((
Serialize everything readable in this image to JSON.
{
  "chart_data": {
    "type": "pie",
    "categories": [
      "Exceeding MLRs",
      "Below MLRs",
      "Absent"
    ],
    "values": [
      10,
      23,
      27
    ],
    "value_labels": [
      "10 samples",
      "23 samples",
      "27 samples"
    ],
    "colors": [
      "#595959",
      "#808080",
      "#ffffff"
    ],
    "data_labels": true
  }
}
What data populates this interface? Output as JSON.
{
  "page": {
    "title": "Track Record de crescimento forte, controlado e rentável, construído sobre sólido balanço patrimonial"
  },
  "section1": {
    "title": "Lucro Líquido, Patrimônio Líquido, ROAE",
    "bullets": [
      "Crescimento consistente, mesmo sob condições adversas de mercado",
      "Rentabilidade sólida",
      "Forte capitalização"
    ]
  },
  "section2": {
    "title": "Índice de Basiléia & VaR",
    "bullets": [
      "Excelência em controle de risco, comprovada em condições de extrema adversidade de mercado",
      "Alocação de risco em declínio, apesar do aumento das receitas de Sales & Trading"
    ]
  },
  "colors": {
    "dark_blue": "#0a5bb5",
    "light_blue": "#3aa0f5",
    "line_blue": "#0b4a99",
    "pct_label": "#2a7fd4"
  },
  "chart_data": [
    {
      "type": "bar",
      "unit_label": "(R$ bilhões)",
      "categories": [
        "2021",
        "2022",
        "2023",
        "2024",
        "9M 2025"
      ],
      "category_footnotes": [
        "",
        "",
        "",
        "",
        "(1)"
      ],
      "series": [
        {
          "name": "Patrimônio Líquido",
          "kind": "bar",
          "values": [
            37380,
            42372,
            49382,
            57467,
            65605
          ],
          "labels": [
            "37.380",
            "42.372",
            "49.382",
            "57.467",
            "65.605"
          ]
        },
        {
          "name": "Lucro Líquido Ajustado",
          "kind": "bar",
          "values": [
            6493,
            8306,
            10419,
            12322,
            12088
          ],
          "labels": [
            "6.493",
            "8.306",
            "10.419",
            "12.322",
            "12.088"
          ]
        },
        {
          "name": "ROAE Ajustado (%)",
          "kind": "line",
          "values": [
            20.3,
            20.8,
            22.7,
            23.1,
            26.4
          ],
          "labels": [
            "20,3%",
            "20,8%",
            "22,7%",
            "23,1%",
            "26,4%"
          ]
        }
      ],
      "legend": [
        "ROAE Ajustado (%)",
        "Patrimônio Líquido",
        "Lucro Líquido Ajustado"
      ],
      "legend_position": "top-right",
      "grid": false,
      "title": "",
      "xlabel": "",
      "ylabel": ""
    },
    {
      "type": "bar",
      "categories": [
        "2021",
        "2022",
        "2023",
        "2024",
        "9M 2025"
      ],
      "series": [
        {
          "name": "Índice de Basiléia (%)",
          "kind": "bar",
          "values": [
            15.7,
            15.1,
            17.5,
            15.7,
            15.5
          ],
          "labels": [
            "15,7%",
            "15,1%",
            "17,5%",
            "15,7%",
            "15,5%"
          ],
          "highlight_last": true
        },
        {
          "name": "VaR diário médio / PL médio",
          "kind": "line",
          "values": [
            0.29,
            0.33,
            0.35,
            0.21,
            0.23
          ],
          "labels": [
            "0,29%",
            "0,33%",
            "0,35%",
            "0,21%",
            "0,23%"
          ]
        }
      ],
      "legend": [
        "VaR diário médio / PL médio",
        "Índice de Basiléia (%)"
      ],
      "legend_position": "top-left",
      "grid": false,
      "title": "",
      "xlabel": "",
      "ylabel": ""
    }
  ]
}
))
> [What you have to do]:
Report the number of lines of the listing above that hold the string "médio", with no other text.

> [Answer to this problem]:
2